| Direction |
Type out the data exactly as given. Skip any image.

>> Start

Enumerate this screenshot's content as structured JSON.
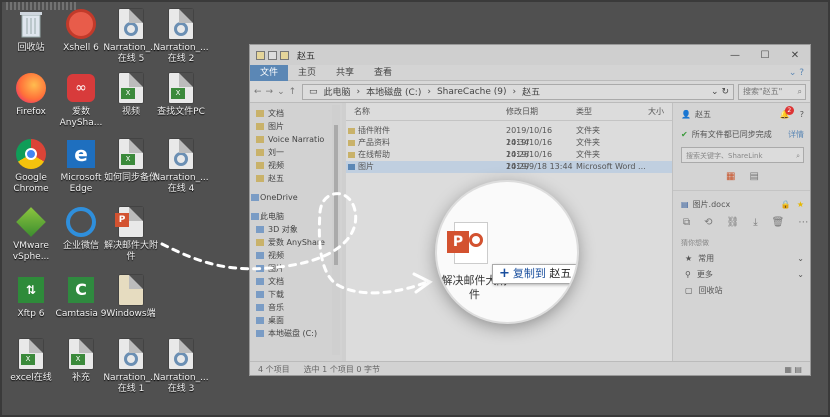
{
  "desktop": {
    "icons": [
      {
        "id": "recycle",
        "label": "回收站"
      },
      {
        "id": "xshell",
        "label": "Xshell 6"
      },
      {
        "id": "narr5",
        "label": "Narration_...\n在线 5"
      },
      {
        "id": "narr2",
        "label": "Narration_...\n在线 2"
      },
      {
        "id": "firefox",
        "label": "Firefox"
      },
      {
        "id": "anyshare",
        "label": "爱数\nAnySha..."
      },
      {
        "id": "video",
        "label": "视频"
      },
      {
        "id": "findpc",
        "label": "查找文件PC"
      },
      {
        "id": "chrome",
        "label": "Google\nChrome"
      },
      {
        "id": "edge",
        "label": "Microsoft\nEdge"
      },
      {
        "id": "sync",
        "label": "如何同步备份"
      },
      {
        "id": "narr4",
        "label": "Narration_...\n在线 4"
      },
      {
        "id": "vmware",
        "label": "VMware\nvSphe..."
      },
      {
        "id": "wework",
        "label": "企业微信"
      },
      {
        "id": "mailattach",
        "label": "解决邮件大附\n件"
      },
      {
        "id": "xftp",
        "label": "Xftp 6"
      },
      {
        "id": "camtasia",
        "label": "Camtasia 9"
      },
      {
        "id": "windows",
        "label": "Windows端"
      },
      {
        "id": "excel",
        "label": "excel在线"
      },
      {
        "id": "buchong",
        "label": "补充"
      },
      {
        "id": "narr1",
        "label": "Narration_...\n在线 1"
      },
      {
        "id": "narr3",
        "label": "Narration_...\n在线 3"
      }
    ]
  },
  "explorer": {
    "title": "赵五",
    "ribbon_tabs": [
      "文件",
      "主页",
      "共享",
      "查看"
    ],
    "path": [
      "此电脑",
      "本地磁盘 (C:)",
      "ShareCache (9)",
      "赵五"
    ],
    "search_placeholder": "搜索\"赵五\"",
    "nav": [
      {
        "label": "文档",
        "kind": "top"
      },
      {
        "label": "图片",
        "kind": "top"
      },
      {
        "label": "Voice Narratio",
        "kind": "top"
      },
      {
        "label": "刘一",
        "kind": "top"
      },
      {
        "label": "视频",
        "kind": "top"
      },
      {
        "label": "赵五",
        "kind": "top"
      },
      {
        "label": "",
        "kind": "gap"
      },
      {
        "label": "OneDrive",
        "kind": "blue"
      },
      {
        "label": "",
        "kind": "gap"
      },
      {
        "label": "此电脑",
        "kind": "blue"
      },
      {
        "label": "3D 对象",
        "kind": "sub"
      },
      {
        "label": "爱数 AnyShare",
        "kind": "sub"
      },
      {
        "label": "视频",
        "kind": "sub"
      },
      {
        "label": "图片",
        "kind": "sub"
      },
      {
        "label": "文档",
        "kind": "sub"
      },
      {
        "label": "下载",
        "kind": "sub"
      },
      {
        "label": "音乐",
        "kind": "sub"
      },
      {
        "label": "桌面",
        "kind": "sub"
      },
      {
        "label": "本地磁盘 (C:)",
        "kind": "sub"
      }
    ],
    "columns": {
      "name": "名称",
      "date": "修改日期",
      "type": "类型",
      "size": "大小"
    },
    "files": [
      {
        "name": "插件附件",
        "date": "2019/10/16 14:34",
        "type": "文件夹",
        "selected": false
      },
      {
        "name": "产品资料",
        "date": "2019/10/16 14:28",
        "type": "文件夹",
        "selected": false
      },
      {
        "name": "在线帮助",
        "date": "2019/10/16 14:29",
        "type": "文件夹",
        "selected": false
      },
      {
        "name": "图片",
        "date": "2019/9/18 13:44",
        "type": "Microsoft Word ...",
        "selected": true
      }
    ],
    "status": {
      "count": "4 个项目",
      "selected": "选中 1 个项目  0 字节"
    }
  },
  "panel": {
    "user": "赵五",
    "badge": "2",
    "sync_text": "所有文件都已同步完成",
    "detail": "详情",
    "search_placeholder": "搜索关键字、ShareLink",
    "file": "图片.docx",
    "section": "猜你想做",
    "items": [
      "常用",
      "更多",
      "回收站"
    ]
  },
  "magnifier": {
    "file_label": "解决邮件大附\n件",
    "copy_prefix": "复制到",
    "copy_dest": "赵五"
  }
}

>> End

| Answer for the task |
Enumerate this screenshot's content as structured JSON.
{
  "desktop": {
    "icons": [
      {
        "id": "recycle",
        "label": "回收站"
      },
      {
        "id": "xshell",
        "label": "Xshell 6"
      },
      {
        "id": "narr5",
        "label": "Narration_...\n在线 5"
      },
      {
        "id": "narr2",
        "label": "Narration_...\n在线 2"
      },
      {
        "id": "firefox",
        "label": "Firefox"
      },
      {
        "id": "anyshare",
        "label": "爱数\nAnySha..."
      },
      {
        "id": "video",
        "label": "视频"
      },
      {
        "id": "findpc",
        "label": "查找文件PC"
      },
      {
        "id": "chrome",
        "label": "Google\nChrome"
      },
      {
        "id": "edge",
        "label": "Microsoft\nEdge"
      },
      {
        "id": "sync",
        "label": "如何同步备份"
      },
      {
        "id": "narr4",
        "label": "Narration_...\n在线 4"
      },
      {
        "id": "vmware",
        "label": "VMware\nvSphe..."
      },
      {
        "id": "wework",
        "label": "企业微信"
      },
      {
        "id": "mailattach",
        "label": "解决邮件大附\n件"
      },
      {
        "id": "xftp",
        "label": "Xftp 6"
      },
      {
        "id": "camtasia",
        "label": "Camtasia 9"
      },
      {
        "id": "windows",
        "label": "Windows端"
      },
      {
        "id": "excel",
        "label": "excel在线"
      },
      {
        "id": "buchong",
        "label": "补充"
      },
      {
        "id": "narr1",
        "label": "Narration_...\n在线 1"
      },
      {
        "id": "narr3",
        "label": "Narration_...\n在线 3"
      }
    ]
  },
  "explorer": {
    "title": "赵五",
    "ribbon_tabs": [
      "文件",
      "主页",
      "共享",
      "查看"
    ],
    "path": [
      "此电脑",
      "本地磁盘 (C:)",
      "ShareCache (9)",
      "赵五"
    ],
    "search_placeholder": "搜索\"赵五\"",
    "nav": [
      {
        "label": "文档",
        "kind": "top"
      },
      {
        "label": "图片",
        "kind": "top"
      },
      {
        "label": "Voice Narratio",
        "kind": "top"
      },
      {
        "label": "刘一",
        "kind": "top"
      },
      {
        "label": "视频",
        "kind": "top"
      },
      {
        "label": "赵五",
        "kind": "top"
      },
      {
        "label": "",
        "kind": "gap"
      },
      {
        "label": "OneDrive",
        "kind": "blue"
      },
      {
        "label": "",
        "kind": "gap"
      },
      {
        "label": "此电脑",
        "kind": "blue"
      },
      {
        "label": "3D 对象",
        "kind": "sub"
      },
      {
        "label": "爱数 AnyShare",
        "kind": "sub"
      },
      {
        "label": "视频",
        "kind": "sub"
      },
      {
        "label": "图片",
        "kind": "sub"
      },
      {
        "label": "文档",
        "kind": "sub"
      },
      {
        "label": "下载",
        "kind": "sub"
      },
      {
        "label": "音乐",
        "kind": "sub"
      },
      {
        "label": "桌面",
        "kind": "sub"
      },
      {
        "label": "本地磁盘 (C:)",
        "kind": "sub"
      }
    ],
    "columns": {
      "name": "名称",
      "date": "修改日期",
      "type": "类型",
      "size": "大小"
    },
    "files": [
      {
        "name": "插件附件",
        "date": "2019/10/16 14:34",
        "type": "文件夹",
        "selected": false
      },
      {
        "name": "产品资料",
        "date": "2019/10/16 14:28",
        "type": "文件夹",
        "selected": false
      },
      {
        "name": "在线帮助",
        "date": "2019/10/16 14:29",
        "type": "文件夹",
        "selected": false
      },
      {
        "name": "图片",
        "date": "2019/9/18 13:44",
        "type": "Microsoft Word ...",
        "selected": true
      }
    ],
    "status": {
      "count": "4 个项目",
      "selected": "选中 1 个项目  0 字节"
    }
  },
  "panel": {
    "user": "赵五",
    "badge": "2",
    "sync_text": "所有文件都已同步完成",
    "detail": "详情",
    "search_placeholder": "搜索关键字、ShareLink",
    "file": "图片.docx",
    "section": "猜你想做",
    "items": [
      "常用",
      "更多",
      "回收站"
    ]
  },
  "magnifier": {
    "file_label": "解决邮件大附\n件",
    "copy_prefix": "复制到",
    "copy_dest": "赵五"
  }
}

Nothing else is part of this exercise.